▶ WHAT THE EXERCISE ASKS: Look at each line of the records and count those with "коэффициент" in them. Please answer with the count alone.

▶ DATASET EXTRACT:
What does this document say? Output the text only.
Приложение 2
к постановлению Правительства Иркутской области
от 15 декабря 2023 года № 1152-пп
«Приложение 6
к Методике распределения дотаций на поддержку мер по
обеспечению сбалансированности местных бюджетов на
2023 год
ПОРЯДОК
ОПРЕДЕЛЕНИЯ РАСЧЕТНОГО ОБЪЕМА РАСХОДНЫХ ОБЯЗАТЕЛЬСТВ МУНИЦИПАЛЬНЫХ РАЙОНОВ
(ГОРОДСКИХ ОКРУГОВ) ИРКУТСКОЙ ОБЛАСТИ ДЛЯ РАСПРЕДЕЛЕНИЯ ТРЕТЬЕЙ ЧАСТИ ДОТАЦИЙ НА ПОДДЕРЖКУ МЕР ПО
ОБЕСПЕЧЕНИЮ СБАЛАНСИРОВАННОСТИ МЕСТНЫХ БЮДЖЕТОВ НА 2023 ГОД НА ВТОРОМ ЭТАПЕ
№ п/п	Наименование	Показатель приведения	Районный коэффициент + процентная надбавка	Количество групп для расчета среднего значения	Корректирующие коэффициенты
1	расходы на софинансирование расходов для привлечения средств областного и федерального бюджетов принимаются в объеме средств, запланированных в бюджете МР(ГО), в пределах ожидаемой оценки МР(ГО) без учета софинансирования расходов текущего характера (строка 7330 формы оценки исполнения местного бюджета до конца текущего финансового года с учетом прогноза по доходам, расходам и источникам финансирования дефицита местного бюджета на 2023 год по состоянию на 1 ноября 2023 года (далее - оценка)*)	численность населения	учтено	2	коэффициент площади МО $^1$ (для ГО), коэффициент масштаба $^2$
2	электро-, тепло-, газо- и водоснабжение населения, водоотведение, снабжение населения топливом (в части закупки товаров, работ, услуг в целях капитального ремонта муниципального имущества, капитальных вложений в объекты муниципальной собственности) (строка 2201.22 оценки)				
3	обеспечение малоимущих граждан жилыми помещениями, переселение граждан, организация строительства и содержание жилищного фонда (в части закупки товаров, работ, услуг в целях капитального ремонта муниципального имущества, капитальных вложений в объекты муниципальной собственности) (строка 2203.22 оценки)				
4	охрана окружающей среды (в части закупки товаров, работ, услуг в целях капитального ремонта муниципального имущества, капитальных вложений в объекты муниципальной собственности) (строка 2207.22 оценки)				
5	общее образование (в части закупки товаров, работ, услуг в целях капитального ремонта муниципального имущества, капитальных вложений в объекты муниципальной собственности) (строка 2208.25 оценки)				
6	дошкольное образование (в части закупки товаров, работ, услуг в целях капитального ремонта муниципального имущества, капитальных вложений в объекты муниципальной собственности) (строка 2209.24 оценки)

▶ ANSWER BELOW: 2